>> START

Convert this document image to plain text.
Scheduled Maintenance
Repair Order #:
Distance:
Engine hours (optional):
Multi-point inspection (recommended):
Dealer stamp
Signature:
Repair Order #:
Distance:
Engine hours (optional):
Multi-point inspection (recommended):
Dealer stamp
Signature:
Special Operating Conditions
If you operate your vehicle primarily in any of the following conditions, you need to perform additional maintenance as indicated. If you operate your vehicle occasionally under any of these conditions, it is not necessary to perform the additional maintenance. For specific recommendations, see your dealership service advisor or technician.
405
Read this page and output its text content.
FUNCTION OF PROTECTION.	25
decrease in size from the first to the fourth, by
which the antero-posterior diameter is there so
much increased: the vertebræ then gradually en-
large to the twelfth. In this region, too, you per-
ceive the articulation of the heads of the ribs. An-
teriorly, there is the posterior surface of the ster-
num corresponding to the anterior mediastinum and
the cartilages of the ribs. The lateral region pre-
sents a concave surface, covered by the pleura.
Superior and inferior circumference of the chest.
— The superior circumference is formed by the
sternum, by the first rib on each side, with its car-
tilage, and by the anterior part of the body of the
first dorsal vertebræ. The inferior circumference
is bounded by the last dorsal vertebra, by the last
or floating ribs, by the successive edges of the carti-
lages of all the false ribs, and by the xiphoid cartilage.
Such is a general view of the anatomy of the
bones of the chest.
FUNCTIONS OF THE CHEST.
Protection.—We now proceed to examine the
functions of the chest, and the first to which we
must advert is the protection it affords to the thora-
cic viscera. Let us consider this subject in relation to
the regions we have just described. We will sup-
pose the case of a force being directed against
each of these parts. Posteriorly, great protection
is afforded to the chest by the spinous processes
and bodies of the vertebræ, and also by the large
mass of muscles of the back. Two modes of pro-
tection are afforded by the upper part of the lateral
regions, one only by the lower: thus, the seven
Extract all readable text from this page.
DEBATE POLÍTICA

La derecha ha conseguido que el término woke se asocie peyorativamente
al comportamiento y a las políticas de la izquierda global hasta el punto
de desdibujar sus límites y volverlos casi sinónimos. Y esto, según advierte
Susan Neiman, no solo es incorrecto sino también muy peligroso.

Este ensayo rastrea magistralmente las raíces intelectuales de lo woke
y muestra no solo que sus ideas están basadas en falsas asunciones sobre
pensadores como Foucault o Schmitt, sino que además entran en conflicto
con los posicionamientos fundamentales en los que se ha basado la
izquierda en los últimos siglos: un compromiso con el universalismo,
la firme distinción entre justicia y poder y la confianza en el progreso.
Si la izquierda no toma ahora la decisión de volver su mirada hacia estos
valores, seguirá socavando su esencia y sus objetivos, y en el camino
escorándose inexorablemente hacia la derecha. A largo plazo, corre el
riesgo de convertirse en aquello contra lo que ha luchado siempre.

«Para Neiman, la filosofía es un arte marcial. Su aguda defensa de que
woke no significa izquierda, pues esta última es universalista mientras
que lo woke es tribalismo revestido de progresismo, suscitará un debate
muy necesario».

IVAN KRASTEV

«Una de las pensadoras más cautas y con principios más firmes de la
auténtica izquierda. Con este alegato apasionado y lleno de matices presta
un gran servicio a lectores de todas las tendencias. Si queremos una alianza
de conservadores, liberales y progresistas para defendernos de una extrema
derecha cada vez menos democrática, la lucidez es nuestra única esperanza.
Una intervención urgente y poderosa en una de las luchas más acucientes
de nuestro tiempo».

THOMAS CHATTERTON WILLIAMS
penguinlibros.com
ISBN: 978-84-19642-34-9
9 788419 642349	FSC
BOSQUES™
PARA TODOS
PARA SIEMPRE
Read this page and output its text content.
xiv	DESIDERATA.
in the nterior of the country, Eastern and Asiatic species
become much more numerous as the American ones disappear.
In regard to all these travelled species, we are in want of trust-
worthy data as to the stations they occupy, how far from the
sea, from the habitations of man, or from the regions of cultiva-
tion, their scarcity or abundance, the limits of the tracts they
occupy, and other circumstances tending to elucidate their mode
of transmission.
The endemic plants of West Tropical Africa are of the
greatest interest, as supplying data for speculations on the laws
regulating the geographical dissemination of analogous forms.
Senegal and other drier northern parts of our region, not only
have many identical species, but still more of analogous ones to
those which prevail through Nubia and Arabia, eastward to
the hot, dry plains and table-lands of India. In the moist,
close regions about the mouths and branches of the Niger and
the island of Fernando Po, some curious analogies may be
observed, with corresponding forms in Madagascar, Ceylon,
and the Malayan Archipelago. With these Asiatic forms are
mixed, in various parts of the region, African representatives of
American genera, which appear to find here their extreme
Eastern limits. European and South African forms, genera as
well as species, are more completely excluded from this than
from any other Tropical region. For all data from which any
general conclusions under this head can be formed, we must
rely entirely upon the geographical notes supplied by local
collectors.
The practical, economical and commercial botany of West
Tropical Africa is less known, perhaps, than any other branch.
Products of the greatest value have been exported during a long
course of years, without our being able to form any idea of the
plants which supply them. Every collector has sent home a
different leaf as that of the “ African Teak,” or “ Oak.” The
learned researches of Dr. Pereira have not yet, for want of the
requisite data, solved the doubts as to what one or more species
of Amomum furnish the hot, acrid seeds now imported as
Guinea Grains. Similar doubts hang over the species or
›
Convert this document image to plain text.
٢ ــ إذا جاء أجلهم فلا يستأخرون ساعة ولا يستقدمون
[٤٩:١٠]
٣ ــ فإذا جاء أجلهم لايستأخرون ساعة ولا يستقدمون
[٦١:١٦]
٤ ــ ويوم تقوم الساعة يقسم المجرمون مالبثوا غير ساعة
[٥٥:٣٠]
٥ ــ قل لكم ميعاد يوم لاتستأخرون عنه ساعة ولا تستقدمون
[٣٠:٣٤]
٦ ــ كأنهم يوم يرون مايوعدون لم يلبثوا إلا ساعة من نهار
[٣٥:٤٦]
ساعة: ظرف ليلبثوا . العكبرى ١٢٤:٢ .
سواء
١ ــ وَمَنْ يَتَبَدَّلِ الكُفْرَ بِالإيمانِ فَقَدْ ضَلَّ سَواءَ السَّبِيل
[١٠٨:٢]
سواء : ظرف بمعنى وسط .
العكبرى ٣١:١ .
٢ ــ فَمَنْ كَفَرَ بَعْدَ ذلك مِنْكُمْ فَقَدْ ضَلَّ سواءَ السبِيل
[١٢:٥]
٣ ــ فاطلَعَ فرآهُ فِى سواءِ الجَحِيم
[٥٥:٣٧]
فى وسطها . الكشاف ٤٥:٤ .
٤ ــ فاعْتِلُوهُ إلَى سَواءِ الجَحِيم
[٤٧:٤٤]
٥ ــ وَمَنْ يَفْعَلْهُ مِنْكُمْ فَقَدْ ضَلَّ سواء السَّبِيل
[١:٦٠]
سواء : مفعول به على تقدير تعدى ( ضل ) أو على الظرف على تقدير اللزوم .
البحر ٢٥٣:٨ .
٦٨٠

>> END

To be done. Return all of the data precisely as it appears.

The result.
Convert this document image to plain text.
Scheduled Maintenance
Repair Order #:
Distance:
Engine hours (optional):
Multi-point inspection (recommended):
Dealer stamp
Signature:
Repair Order #:
Distance:
Engine hours (optional):
Multi-point inspection (recommended):
Dealer stamp
Signature:
Special Operating Conditions
If you operate your vehicle primarily in any of the following conditions, you need to perform additional maintenance as indicated. If you operate your vehicle occasionally under any of these conditions, it is not necessary to perform the additional maintenance. For specific recommendations, see your dealership service advisor or technician.
405
Read this page and output its text content.
FUNCTION OF PROTECTION.	25
decrease in size from the first to the fourth, by
which the antero-posterior diameter is there so
much increased: the vertebræ then gradually en-
large to the twelfth. In this region, too, you per-
ceive the articulation of the heads of the ribs. An-
teriorly, there is the posterior surface of the ster-
num corresponding to the anterior mediastinum and
the cartilages of the ribs. The lateral region pre-
sents a concave surface, covered by the pleura.
Superior and inferior circumference of the chest.
— The superior circumference is formed by the
sternum, by the first rib on each side, with its car-
tilage, and by the anterior part of the body of the
first dorsal vertebræ. The inferior circumference
is bounded by the last dorsal vertebra, by the last
or floating ribs, by the successive edges of the carti-
lages of all the false ribs, and by the xiphoid cartilage.
Such is a general view of the anatomy of the
bones of the chest.
FUNCTIONS OF THE CHEST.
Protection.—We now proceed to examine the
functions of the chest, and the first to which we
must advert is the protection it affords to the thora-
cic viscera. Let us consider this subject in relation to
the regions we have just described. We will sup-
pose the case of a force being directed against
each of these parts. Posteriorly, great protection
is afforded to the chest by the spinous processes
and bodies of the vertebræ, and also by the large
mass of muscles of the back. Two modes of pro-
tection are afforded by the upper part of the lateral
regions, one only by the lower: thus, the seven
Extract all readable text from this page.
DEBATE POLÍTICA

La derecha ha conseguido que el término woke se asocie peyorativamente
al comportamiento y a las políticas de la izquierda global hasta el punto
de desdibujar sus límites y volverlos casi sinónimos. Y esto, según advierte
Susan Neiman, no solo es incorrecto sino también muy peligroso.

Este ensayo rastrea magistralmente las raíces intelectuales de lo woke
y muestra no solo que sus ideas están basadas en falsas asunciones sobre
pensadores como Foucault o Schmitt, sino que además entran en conflicto
con los posicionamientos fundamentales en los que se ha basado la
izquierda en los últimos siglos: un compromiso con el universalismo,
la firme distinción entre justicia y poder y la confianza en el progreso.
Si la izquierda no toma ahora la decisión de volver su mirada hacia estos
valores, seguirá socavando su esencia y sus objetivos, y en el camino
escorándose inexorablemente hacia la derecha. A largo plazo, corre el
riesgo de convertirse en aquello contra lo que ha luchado siempre.

«Para Neiman, la filosofía es un arte marcial. Su aguda defensa de que
woke no significa izquierda, pues esta última es universalista mientras
que lo woke es tribalismo revestido de progresismo, suscitará un debate
muy necesario».

IVAN KRASTEV

«Una de las pensadoras más cautas y con principios más firmes de la
auténtica izquierda. Con este alegato apasionado y lleno de matices presta
un gran servicio a lectores de todas las tendencias. Si queremos una alianza
de conservadores, liberales y progresistas para defendernos de una extrema
derecha cada vez menos democrática, la lucidez es nuestra única esperanza.
Una intervención urgente y poderosa en una de las luchas más acucientes
de nuestro tiempo».

THOMAS CHATTERTON WILLIAMS
penguinlibros.com
ISBN: 978-84-19642-34-9
9 788419 642349	FSC
BOSQUES™
PARA TODOS
PARA SIEMPRE
Read this page and output its text content.
xiv	DESIDERATA.
in the nterior of the country, Eastern and Asiatic species
become much more numerous as the American ones disappear.
In regard to all these travelled species, we are in want of trust-
worthy data as to the stations they occupy, how far from the
sea, from the habitations of man, or from the regions of cultiva-
tion, their scarcity or abundance, the limits of the tracts they
occupy, and other circumstances tending to elucidate their mode
of transmission.
The endemic plants of West Tropical Africa are of the
greatest interest, as supplying data for speculations on the laws
regulating the geographical dissemination of analogous forms.
Senegal and other drier northern parts of our region, not only
have many identical species, but still more of analogous ones to
those which prevail through Nubia and Arabia, eastward to
the hot, dry plains and table-lands of India. In the moist,
close regions about the mouths and branches of the Niger and
the island of Fernando Po, some curious analogies may be
observed, with corresponding forms in Madagascar, Ceylon,
and the Malayan Archipelago. With these Asiatic forms are
mixed, in various parts of the region, African representatives of
American genera, which appear to find here their extreme
Eastern limits. European and South African forms, genera as
well as species, are more completely excluded from this than
from any other Tropical region. For all data from which any
general conclusions under this head can be formed, we must
rely entirely upon the geographical notes supplied by local
collectors.
The practical, economical and commercial botany of West
Tropical Africa is less known, perhaps, than any other branch.
Products of the greatest value have been exported during a long
course of years, without our being able to form any idea of the
plants which supply them. Every collector has sent home a
different leaf as that of the “ African Teak,” or “ Oak.” The
learned researches of Dr. Pereira have not yet, for want of the
requisite data, solved the doubts as to what one or more species
of Amomum furnish the hot, acrid seeds now imported as
Guinea Grains. Similar doubts hang over the species or
›
Convert this document image to plain text.
٢ ــ إذا جاء أجلهم فلا يستأخرون ساعة ولا يستقدمون
[٤٩:١٠]
٣ ــ فإذا جاء أجلهم لايستأخرون ساعة ولا يستقدمون
[٦١:١٦]
٤ ــ ويوم تقوم الساعة يقسم المجرمون مالبثوا غير ساعة
[٥٥:٣٠]
٥ ــ قل لكم ميعاد يوم لاتستأخرون عنه ساعة ولا تستقدمون
[٣٠:٣٤]
٦ ــ كأنهم يوم يرون مايوعدون لم يلبثوا إلا ساعة من نهار
[٣٥:٤٦]
ساعة: ظرف ليلبثوا . العكبرى ١٢٤:٢ .
سواء
١ ــ وَمَنْ يَتَبَدَّلِ الكُفْرَ بِالإيمانِ فَقَدْ ضَلَّ سَواءَ السَّبِيل
[١٠٨:٢]
سواء : ظرف بمعنى وسط .
العكبرى ٣١:١ .
٢ ــ فَمَنْ كَفَرَ بَعْدَ ذلك مِنْكُمْ فَقَدْ ضَلَّ سواءَ السبِيل
[١٢:٥]
٣ ــ فاطلَعَ فرآهُ فِى سواءِ الجَحِيم
[٥٥:٣٧]
فى وسطها . الكشاف ٤٥:٤ .
٤ ــ فاعْتِلُوهُ إلَى سَواءِ الجَحِيم
[٤٧:٤٤]
٥ ــ وَمَنْ يَفْعَلْهُ مِنْكُمْ فَقَدْ ضَلَّ سواء السَّبِيل
[١:٦٠]
سواء : مفعول به على تقدير تعدى ( ضل ) أو على الظرف على تقدير اللزوم .
البحر ٢٥٣:٨ .
٦٨٠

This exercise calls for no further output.